-- begin Provided records --

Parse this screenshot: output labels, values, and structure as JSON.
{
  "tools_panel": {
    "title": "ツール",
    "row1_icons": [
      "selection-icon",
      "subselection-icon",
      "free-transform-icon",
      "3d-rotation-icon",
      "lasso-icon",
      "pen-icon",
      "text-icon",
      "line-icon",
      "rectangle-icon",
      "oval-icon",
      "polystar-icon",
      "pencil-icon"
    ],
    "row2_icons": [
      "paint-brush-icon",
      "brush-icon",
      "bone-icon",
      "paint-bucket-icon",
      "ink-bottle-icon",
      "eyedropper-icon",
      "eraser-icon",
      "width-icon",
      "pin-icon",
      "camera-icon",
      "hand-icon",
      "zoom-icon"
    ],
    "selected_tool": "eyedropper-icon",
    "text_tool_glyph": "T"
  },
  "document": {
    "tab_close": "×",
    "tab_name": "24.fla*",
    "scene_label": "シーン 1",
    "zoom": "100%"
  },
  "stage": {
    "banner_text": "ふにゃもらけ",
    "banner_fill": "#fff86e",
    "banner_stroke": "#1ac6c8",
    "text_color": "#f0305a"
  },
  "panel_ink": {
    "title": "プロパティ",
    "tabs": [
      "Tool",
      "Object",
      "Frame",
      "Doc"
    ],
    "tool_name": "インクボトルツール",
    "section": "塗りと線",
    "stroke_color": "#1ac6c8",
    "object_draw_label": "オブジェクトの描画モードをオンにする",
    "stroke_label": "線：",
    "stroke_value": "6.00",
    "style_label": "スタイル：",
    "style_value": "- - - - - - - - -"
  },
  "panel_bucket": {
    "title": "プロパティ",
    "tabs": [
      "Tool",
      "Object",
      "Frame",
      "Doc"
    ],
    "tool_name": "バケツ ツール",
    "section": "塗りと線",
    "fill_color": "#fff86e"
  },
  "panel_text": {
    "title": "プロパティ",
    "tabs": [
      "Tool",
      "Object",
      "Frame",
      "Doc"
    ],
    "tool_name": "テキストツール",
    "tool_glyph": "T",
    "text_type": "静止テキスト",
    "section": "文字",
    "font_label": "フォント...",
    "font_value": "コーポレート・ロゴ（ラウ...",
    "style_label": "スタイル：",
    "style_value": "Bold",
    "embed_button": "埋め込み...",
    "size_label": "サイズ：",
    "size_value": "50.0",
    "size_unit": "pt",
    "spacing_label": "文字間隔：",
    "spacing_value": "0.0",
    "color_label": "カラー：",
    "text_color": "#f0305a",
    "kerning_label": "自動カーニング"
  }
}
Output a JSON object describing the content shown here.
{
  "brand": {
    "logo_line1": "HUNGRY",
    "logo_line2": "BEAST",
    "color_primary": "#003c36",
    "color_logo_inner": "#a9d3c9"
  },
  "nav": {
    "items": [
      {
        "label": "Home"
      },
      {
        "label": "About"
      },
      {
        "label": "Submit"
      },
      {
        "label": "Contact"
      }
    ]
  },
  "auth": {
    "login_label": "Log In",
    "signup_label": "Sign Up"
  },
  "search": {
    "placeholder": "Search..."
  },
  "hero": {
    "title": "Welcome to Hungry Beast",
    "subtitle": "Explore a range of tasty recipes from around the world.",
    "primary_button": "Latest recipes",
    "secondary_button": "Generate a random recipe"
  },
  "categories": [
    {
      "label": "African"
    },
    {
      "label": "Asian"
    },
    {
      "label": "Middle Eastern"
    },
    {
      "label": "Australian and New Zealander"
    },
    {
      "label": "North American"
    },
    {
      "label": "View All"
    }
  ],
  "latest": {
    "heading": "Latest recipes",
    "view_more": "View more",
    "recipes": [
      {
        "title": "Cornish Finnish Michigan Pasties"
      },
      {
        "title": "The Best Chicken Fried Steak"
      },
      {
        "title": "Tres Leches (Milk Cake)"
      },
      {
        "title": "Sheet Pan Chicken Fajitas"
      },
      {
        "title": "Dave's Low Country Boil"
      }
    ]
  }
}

-- end Provided records --

• **Task**: Quote the material exactly, leaving nothing out.

• **Task solution**:
Parse this screenshot: output labels, values, and structure as JSON.
{
  "tools_panel": {
    "title": "ツール",
    "row1_icons": [
      "selection-icon",
      "subselection-icon",
      "free-transform-icon",
      "3d-rotation-icon",
      "lasso-icon",
      "pen-icon",
      "text-icon",
      "line-icon",
      "rectangle-icon",
      "oval-icon",
      "polystar-icon",
      "pencil-icon"
    ],
    "row2_icons": [
      "paint-brush-icon",
      "brush-icon",
      "bone-icon",
      "paint-bucket-icon",
      "ink-bottle-icon",
      "eyedropper-icon",
      "eraser-icon",
      "width-icon",
      "pin-icon",
      "camera-icon",
      "hand-icon",
      "zoom-icon"
    ],
    "selected_tool": "eyedropper-icon",
    "text_tool_glyph": "T"
  },
  "document": {
    "tab_close": "×",
    "tab_name": "24.fla*",
    "scene_label": "シーン 1",
    "zoom": "100%"
  },
  "stage": {
    "banner_text": "ふにゃもらけ",
    "banner_fill": "#fff86e",
    "banner_stroke": "#1ac6c8",
    "text_color": "#f0305a"
  },
  "panel_ink": {
    "title": "プロパティ",
    "tabs": [
      "Tool",
      "Object",
      "Frame",
      "Doc"
    ],
    "tool_name": "インクボトルツール",
    "section": "塗りと線",
    "stroke_color": "#1ac6c8",
    "object_draw_label": "オブジェクトの描画モードをオンにする",
    "stroke_label": "線：",
    "stroke_value": "6.00",
    "style_label": "スタイル：",
    "style_value": "- - - - - - - - -"
  },
  "panel_bucket": {
    "title": "プロパティ",
    "tabs": [
      "Tool",
      "Object",
      "Frame",
      "Doc"
    ],
    "tool_name": "バケツ ツール",
    "section": "塗りと線",
    "fill_color": "#fff86e"
  },
  "panel_text": {
    "title": "プロパティ",
    "tabs": [
      "Tool",
      "Object",
      "Frame",
      "Doc"
    ],
    "tool_name": "テキストツール",
    "tool_glyph": "T",
    "text_type": "静止テキスト",
    "section": "文字",
    "font_label": "フォント...",
    "font_value": "コーポレート・ロゴ（ラウ...",
    "style_label": "スタイル：",
    "style_value": "Bold",
    "embed_button": "埋め込み...",
    "size_label": "サイズ：",
    "size_value": "50.0",
    "size_unit": "pt",
    "spacing_label": "文字間隔：",
    "spacing_value": "0.0",
    "color_label": "カラー：",
    "text_color": "#f0305a",
    "kerning_label": "自動カーニング"
  }
}
Output a JSON object describing the content shown here.
{
  "brand": {
    "logo_line1": "HUNGRY",
    "logo_line2": "BEAST",
    "color_primary": "#003c36",
    "color_logo_inner": "#a9d3c9"
  },
  "nav": {
    "items": [
      {
        "label": "Home"
      },
      {
        "label": "About"
      },
      {
        "label": "Submit"
      },
      {
        "label": "Contact"
      }
    ]
  },
  "auth": {
    "login_label": "Log In",
    "signup_label": "Sign Up"
  },
  "search": {
    "placeholder": "Search..."
  },
  "hero": {
    "title": "Welcome to Hungry Beast",
    "subtitle": "Explore a range of tasty recipes from around the world.",
    "primary_button": "Latest recipes",
    "secondary_button": "Generate a random recipe"
  },
  "categories": [
    {
      "label": "African"
    },
    {
      "label": "Asian"
    },
    {
      "label": "Middle Eastern"
    },
    {
      "label": "Australian and New Zealander"
    },
    {
      "label": "North American"
    },
    {
      "label": "View All"
    }
  ],
  "latest": {
    "heading": "Latest recipes",
    "view_more": "View more",
    "recipes": [
      {
        "title": "Cornish Finnish Michigan Pasties"
      },
      {
        "title": "The Best Chicken Fried Steak"
      },
      {
        "title": "Tres Leches (Milk Cake)"
      },
      {
        "title": "Sheet Pan Chicken Fajitas"
      },
      {
        "title": "Dave's Low Country Boil"
      }
    ]
  }
}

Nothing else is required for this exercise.